▶ [Stated exercise 1] Return the entries verbatim, from the first line of the entries through the line containing "teacher-name[interactable]: 赵雪: [1106, 704, 1132, 723]".

-- Start Selected excerpt --

23 Maja, 2015 Uniwersytet Warszawski

Premiera pełnometrażowego dokumentalnego filmu pt. WIDOK Z KATEDRY, reż. Paweł Kuczyński.

Bohaterem tej pełnometrażowej, częściowo fabularyzowanej opowieści o tragicznym ideowym i ludzkim rozdarciu polskiego intelektualisty jest MAREK J. SIEMEK (1942-2011), Prof. ZW UW wybitny znawca klasycznej filozofii niemieckiej. Wyróżniony doktoratem honoris causa Uniwersytetu w Bonn. Wykładowca, którego charyzmatyczna osobowość i kultowe seminaria na Uniwersytecie Warszawskim uformowały nieomalże pokolenie, nie tylko filozofów.

W roli prof. Siemka występuje Stanisław Elsner-Załuski. W filmie wypowiadają się uczniowie, koledzy i przyjaciele Profesora. Szczególne miejsce zajmuje ukochany mistrz Siemka, prof. Bronisław Baczko, którego nieobecność w Polsce po 1968 roku spowodowała u Siemka zmagania ze “smugą cienia”. “Widok z Katedry” poprzez jednostkowego bohatera, częściowo opowiada również o tych, którzy ulegli marksizmowi, oraz o trudnych i zwykle przegrywanych potyczkach idei z rzeczywistością. 
 
Tytuł filmu nawiązuje do dwóch wątków: “widok” reprezentuje filozofię obrazu wg. Fichtego (“nasza świadomość składa się z obrazów”), “katedra” odnosi się do do rozwiązanej w ramach represji po marcu 68 struktury uniwersyteckiej, w której Siemek pracował w katedrze prowadzonej przez Bronisława Baczko i Leszka Kołakowskiego. Zdaniem niektórych, Siemkowe nieudane próby odwołania się do tej tradycji znacząco przyczyniły się do udaru i przedwczesnej śmierci.

Pokaz filmu odbędzie się o godz. 18:30 w Audytorium Starej Bilblioteki Uniwersytetu Warszawskiego (Krakowskie Przedmieście 26/28). Po projekcji spotkanie z ekipą i lampka wina. Zaproszenia poprzez pawel@directing.com

5/12/2015

The Premiere

Marek Siemek
photo by Wiesław Milkiewicz

The premiere of a documentary film “The View from a Cathedral” (dir. Pawel Kuczynski)

The Auditorium of the Old Library building Krakowskie Przedmiescie 26/28 May 23, 6:30PM. Followed by a wine reception.

The film is about the late MAREK J. SIEMEK an outstanding philosopher from the Warsaw University, the recipient of a honoris causa doctorate from the University of Bonn.

-- End Selected excerpt --
-- Start Records to process --

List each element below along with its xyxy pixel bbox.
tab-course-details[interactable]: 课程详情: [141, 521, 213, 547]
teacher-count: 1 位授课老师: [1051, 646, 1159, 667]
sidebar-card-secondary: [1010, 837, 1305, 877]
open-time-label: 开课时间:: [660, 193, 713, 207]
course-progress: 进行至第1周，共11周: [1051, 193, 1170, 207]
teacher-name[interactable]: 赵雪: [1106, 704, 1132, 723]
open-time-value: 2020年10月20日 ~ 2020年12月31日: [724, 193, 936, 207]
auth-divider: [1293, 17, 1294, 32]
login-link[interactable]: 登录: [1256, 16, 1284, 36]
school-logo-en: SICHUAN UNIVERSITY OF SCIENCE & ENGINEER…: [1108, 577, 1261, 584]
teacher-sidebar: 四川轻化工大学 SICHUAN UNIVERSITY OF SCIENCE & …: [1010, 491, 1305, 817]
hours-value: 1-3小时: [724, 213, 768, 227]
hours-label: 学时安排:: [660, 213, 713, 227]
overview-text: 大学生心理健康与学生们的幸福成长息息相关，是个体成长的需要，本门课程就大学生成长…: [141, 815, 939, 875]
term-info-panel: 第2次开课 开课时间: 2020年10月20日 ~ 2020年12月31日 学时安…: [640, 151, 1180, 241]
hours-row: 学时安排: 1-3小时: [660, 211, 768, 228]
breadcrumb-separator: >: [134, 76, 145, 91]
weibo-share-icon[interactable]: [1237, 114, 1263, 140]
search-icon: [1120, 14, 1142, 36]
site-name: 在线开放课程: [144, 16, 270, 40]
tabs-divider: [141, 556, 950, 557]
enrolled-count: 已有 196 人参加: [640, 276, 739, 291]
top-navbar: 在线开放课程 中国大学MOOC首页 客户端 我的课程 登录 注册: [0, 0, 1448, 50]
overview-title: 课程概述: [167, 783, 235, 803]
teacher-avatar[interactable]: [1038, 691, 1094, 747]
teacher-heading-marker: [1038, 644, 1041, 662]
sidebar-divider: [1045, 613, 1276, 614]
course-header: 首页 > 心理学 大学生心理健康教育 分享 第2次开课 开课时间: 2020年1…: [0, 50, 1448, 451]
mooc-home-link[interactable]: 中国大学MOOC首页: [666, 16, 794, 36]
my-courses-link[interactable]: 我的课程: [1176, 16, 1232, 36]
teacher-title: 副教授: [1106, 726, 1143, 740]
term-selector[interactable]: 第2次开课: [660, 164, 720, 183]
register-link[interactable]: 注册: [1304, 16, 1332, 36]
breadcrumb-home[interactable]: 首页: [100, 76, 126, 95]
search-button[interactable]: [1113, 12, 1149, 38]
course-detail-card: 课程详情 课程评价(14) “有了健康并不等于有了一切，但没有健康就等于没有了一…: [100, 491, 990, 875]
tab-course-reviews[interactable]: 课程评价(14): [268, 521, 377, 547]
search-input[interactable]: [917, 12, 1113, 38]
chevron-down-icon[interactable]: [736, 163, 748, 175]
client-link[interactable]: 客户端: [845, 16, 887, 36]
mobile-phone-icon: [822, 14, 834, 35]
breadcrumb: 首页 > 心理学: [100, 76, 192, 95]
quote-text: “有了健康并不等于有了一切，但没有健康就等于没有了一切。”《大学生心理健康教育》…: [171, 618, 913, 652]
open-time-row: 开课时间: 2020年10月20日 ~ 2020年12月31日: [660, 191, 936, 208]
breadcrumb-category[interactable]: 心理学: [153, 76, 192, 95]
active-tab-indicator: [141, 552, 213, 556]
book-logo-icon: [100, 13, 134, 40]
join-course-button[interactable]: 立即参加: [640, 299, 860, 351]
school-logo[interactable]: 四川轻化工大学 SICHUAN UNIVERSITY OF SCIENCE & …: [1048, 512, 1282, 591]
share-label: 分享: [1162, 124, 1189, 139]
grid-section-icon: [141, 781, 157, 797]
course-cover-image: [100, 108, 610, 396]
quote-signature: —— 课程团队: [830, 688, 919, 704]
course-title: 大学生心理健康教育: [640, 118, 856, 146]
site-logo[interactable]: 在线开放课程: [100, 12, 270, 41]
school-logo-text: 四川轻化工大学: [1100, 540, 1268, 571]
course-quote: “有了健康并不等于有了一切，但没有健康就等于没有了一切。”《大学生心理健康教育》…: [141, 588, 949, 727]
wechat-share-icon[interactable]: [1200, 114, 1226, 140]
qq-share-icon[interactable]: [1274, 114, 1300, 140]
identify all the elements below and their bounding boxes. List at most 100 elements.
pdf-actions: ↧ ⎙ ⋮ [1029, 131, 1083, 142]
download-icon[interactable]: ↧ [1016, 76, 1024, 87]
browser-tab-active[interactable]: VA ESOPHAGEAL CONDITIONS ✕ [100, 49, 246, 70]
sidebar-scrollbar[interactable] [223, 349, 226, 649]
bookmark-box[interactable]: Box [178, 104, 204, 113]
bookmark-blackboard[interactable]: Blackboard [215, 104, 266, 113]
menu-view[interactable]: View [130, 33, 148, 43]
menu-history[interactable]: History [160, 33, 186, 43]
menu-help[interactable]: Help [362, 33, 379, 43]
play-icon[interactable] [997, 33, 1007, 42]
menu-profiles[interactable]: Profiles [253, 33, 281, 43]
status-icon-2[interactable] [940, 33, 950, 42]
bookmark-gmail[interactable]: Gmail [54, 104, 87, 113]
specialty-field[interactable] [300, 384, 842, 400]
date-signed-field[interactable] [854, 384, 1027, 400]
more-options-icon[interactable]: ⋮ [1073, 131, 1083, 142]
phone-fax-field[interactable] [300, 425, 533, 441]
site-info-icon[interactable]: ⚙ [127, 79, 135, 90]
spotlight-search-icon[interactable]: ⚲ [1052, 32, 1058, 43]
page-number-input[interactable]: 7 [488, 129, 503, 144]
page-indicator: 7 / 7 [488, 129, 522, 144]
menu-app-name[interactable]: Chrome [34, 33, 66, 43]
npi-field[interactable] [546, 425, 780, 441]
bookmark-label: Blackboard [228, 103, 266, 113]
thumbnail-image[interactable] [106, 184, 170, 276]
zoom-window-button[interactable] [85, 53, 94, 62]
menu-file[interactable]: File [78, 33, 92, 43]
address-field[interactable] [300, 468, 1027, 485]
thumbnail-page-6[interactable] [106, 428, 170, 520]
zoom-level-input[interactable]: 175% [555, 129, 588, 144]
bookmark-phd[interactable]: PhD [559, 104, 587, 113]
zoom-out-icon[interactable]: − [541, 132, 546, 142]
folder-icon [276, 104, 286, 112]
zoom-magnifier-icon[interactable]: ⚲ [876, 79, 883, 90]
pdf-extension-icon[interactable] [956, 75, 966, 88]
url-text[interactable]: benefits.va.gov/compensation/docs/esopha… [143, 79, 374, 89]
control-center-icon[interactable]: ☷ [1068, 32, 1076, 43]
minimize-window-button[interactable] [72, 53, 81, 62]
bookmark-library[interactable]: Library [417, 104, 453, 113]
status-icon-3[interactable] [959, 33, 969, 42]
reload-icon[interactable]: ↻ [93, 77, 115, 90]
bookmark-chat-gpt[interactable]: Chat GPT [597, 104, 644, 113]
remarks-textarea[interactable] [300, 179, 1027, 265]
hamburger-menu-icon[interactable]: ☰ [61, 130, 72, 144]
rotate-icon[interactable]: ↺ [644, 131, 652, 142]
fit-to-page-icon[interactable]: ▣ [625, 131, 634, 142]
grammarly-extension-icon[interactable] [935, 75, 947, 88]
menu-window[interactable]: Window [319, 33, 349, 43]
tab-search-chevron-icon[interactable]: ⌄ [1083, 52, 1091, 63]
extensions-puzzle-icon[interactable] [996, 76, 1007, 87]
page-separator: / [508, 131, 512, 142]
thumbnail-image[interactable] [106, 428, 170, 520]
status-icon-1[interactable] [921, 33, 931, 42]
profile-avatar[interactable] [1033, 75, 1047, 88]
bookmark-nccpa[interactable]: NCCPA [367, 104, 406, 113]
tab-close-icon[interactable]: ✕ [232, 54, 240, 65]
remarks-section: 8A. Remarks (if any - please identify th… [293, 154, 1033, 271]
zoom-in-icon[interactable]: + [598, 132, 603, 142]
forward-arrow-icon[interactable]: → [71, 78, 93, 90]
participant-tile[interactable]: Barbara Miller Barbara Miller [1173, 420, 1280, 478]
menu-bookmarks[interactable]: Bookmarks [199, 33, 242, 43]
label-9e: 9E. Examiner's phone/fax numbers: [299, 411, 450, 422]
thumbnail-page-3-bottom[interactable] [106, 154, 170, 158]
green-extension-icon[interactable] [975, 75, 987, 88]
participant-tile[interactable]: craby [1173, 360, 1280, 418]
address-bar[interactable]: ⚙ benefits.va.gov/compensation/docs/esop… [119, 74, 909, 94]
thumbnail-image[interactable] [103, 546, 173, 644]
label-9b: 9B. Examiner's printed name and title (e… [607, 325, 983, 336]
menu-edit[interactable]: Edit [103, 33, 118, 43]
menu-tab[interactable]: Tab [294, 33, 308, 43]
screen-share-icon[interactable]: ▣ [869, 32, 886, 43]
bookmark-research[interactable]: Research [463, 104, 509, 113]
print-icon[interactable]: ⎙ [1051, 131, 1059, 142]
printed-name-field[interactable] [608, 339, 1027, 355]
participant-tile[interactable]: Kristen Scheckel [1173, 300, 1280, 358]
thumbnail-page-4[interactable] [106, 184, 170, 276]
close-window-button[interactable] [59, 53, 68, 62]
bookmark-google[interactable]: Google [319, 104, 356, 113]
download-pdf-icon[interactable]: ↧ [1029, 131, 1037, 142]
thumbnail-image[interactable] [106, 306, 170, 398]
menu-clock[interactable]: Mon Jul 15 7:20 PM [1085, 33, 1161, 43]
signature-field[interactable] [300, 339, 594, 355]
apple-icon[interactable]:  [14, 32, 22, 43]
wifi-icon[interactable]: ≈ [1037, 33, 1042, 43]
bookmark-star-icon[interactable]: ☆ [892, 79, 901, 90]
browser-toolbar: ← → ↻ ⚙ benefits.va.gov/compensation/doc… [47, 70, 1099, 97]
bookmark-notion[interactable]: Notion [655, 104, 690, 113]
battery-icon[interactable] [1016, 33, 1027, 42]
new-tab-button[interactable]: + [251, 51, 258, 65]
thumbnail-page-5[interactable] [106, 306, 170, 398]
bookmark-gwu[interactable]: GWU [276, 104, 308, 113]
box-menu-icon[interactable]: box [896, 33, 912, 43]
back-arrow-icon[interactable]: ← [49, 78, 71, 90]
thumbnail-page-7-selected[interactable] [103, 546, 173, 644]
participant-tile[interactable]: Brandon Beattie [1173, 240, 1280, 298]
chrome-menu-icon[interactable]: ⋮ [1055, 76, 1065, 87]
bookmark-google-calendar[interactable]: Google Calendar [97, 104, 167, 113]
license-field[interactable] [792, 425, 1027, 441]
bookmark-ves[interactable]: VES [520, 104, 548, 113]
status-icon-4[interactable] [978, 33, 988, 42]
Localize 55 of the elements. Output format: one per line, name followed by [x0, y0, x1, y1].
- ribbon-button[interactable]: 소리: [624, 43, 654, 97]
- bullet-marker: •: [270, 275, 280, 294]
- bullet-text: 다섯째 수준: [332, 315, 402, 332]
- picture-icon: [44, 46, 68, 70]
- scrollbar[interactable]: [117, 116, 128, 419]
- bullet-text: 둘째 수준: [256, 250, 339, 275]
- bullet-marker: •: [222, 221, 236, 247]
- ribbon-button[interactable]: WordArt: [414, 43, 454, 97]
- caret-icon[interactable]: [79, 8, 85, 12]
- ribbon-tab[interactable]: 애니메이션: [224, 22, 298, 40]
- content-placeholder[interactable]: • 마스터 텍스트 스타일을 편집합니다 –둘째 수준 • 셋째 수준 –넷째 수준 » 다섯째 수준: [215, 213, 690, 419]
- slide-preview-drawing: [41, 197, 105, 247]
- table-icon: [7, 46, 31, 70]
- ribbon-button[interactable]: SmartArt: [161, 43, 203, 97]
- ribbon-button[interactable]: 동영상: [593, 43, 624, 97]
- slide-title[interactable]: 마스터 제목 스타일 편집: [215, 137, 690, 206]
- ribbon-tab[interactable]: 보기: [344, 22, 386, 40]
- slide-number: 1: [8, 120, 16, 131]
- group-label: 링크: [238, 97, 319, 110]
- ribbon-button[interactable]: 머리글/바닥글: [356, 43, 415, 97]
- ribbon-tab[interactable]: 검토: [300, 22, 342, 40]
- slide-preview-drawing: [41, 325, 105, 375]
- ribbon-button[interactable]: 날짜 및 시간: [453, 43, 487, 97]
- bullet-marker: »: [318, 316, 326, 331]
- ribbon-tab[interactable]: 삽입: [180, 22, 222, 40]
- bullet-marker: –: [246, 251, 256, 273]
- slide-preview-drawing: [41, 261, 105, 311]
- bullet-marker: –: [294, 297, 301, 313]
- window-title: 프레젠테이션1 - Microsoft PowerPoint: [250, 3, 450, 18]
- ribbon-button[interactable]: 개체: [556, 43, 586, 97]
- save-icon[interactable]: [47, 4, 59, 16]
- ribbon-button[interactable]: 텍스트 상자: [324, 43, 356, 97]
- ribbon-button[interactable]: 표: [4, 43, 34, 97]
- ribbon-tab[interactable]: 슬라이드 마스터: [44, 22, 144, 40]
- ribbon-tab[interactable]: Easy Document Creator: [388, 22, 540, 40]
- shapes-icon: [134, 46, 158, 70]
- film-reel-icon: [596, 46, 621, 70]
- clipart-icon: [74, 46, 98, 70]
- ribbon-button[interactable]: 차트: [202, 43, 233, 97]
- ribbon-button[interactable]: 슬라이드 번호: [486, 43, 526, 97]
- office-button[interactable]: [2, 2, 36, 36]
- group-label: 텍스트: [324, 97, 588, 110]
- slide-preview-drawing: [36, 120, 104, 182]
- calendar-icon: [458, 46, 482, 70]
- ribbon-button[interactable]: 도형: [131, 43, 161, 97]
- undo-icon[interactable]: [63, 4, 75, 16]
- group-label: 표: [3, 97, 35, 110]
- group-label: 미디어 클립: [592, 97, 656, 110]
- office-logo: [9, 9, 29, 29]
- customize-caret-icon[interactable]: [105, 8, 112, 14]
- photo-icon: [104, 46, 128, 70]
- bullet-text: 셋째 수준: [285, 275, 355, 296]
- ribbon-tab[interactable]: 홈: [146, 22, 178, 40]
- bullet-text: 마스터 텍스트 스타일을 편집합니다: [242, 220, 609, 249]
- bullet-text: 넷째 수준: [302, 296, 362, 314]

-- End Records to process --

▶ [Stated exercise 2]
Using the film premiere announcement, answer each question briefly:
(a) Who plays Prof. Siemek in the film?
(b) At what time does the screening begin?
(c) Which university awarded Siemek an honorary doctorate?

▶ [Worked solution 1]
List each element below along with its xyxy pixel bbox.
tab-course-details[interactable]: 课程详情: [141, 521, 213, 547]
teacher-count: 1 位授课老师: [1051, 646, 1159, 667]
sidebar-card-secondary: [1010, 837, 1305, 877]
open-time-label: 开课时间:: [660, 193, 713, 207]
course-progress: 进行至第1周，共11周: [1051, 193, 1170, 207]
teacher-name[interactable]: 赵雪: [1106, 704, 1132, 723]

▶ [Worked solution 2]
(a) Stanisław Elsner-Załuski
(b) 18:30 (6:30 PM)
(c) The University of Bonn